**Задание**: Перескажите отрывок ниже в двух предложениях.

**Цитируемый текст**:
══════════

У меня начались нервные тики в двух местах. А всякий раз, когда я говорила о чем-то, эмоционально значимом для меня, или пыталась сделать что-то для меня важное, грудь, шея и половина лица у меня покрывались багровыми пятнами.
Крису стало со мной тяжело; он начал уходить по вечерам, а однажды сказал, что хочет уехать на выходные.
Я впала в панику. Отъезд Криса вызвал во мне опустошенность, схожую с тем, что я испытывала в пять лет, после смерти дедушки. В то же время я рисовала на заплаканном лице улыбку и махала ему на прощание с очаровательными ужимками Кэрол — той, которую он любил. Выглядело это не слишком убедительно. Кэрол уже доросла до подростка, но Донне было, самое большее, года два.
Я сидела в квартире одна, опустошенная, объятая ужасом. В этот миг мне была отчаянно нужна мать — но, сколько помню, настоящей матери у меня никогда не было. Да и, откровенно говоря, от любой живой матери — не фантазии из моего собственного мира — я бросилась бы бежать без оглядки. Я тосковала по дому, которого у меня никогда не было, ибо я так и не научилась выпускать в мир свое настоящее «я».
Крис вошел в мою жизнь, общаясь только с Кэрол. В Кэрол, веселой, общительной и покладистой, было все, чего он ожидал и требовал; но Донна оставалась для него полной незнакомкой — ее он попросту не замечал. Мне вспомнились слова еще одной полной незнакомки, сказанные год назад и с тех пор снова и снова звучавшие в моем сознании. Я отправилась в больницу, в отделение скорой помощи, где она работала, и сказала, что хочу поговорить с Мэри — психиатром, разглядевшей во мне испуганную маленькую девочку, которая пытается выбраться наружу.
* * *
Меня вызвали в приемную отделения скорой помощи; там неприветливая регистраторша долго старалась убедить меня, что Мэри не сможет меня принять, и вообще у меня ничего страшного не случилось, подумаешь, немного расстроена, но это пройдет.
Требовалось убедить ее, что мне необходимо увидеть Мэри — и тут на помощь пришел Уилли, с его решимостью и полным отсутствием такта.
Уилли обвел приемную свирепым взглядом в поисках чего-нибудь, что можно швырнуть, и заорал в лицо ничего не подозревавшей регистраторше: «Ну что мне сделать? Разнести тут все или порезать себя и все залить кровью?!» Регистраторша поспешила отправить меня к Мэри.
Мэри и Уилли сидели в кабинете за столом друг напротив друга. Я пыталась вырваться из тисков персонажа, который сидел здесь, отчаянно стараясь меня защитить — и именно поэтому лишая меня возможности получить помощь.
Более или менее спокойно и сдержанно Уилли объяснил, зачем пришел. В его изложении моя проблема звучала так: не могу доверять Крису, когда он далеко от меня, и это мешает нашим отношениям. Мэри начала задавать пробные вопросы, выясняя, насколько мне самой можно доверять, а потом спросила, какая у меня была семья.

══════════

**Записи из собрания**:
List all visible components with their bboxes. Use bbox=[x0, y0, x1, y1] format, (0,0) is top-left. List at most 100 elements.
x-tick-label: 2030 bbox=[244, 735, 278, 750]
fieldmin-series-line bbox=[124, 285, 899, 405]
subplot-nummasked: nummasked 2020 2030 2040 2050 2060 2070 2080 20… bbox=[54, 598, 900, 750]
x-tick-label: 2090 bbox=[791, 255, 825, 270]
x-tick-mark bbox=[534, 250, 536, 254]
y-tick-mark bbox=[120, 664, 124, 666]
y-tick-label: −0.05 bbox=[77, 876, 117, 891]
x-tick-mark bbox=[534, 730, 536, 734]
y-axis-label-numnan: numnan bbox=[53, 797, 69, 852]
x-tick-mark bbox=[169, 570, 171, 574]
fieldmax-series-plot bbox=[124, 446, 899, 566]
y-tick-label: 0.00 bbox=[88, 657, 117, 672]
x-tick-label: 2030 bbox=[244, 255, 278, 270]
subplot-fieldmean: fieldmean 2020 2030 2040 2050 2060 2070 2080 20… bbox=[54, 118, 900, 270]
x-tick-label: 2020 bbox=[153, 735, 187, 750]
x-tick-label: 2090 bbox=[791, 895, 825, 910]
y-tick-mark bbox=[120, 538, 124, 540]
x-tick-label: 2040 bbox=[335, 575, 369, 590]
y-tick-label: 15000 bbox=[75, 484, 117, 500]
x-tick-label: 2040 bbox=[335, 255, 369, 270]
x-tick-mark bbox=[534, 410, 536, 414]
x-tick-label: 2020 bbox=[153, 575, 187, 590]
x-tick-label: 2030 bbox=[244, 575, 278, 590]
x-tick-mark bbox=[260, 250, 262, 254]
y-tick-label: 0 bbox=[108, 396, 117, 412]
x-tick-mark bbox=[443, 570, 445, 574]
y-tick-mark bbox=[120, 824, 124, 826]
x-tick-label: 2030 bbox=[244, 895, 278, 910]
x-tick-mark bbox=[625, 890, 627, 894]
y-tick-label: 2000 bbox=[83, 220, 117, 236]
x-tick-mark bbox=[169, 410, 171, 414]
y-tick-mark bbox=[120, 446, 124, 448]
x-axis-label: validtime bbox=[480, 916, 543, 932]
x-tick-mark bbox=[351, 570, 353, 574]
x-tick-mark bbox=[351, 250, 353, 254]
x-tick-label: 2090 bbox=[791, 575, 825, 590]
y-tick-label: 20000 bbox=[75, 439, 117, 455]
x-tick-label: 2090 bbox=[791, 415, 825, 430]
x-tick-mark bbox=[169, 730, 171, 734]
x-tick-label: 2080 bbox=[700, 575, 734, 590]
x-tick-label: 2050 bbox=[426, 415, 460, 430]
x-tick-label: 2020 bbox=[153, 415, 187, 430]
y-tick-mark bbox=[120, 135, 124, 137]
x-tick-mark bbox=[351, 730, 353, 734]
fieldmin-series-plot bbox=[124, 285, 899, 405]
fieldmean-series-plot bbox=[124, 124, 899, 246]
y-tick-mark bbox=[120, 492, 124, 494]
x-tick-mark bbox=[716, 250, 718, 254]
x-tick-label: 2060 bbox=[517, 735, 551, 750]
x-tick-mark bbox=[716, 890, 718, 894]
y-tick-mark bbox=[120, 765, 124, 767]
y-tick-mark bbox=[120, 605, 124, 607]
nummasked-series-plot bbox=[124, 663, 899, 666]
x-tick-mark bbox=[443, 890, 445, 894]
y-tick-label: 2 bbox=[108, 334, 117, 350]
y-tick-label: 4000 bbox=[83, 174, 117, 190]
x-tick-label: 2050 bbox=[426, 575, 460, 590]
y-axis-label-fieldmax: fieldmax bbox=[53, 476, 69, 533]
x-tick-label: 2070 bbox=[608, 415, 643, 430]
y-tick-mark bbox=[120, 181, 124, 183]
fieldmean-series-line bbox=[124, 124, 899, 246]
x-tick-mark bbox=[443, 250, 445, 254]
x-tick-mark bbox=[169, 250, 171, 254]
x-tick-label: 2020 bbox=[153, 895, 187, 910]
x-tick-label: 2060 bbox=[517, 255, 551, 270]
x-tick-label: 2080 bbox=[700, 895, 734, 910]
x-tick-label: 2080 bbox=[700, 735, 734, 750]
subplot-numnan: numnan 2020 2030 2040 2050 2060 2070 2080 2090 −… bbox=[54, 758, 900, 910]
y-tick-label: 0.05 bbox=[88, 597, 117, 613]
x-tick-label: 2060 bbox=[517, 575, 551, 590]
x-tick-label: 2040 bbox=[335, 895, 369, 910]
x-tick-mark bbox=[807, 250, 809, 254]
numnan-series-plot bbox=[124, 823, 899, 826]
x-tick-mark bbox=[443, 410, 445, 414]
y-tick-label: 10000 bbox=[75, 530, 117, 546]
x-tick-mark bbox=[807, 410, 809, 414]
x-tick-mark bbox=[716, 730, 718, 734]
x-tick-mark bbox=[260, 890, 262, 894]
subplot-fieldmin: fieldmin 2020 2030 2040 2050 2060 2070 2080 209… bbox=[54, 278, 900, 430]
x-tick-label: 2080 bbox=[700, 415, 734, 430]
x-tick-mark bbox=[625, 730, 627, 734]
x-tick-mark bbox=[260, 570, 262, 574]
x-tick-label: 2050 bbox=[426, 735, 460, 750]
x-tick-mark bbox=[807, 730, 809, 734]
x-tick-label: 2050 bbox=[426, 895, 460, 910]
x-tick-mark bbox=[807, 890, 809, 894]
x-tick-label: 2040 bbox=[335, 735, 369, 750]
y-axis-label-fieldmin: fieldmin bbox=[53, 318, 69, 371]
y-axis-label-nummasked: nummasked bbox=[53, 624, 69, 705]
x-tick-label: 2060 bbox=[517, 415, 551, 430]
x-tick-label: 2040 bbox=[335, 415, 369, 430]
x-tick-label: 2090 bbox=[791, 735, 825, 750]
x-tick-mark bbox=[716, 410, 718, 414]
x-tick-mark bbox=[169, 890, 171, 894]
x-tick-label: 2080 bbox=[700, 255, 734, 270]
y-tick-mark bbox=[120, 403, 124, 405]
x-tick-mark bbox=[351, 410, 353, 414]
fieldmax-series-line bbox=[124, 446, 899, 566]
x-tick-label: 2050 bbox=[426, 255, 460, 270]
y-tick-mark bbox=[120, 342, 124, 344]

══════════

**Ответ на задание**: Когда Крис, которому с рассказчицей стало тяжело, уехал на выходные, она впала в панику и отправилась в отделение скорой помощи к психиатру Мэри, разглядевшей в ней испуганную маленькую девочку. Регистраторша не хотела её пропускать, но Уилли пригрозил всё разнести или порезать себя, и Мэри, выслушав его объяснение о недоверии к Крису, стала расспрашивать о семье.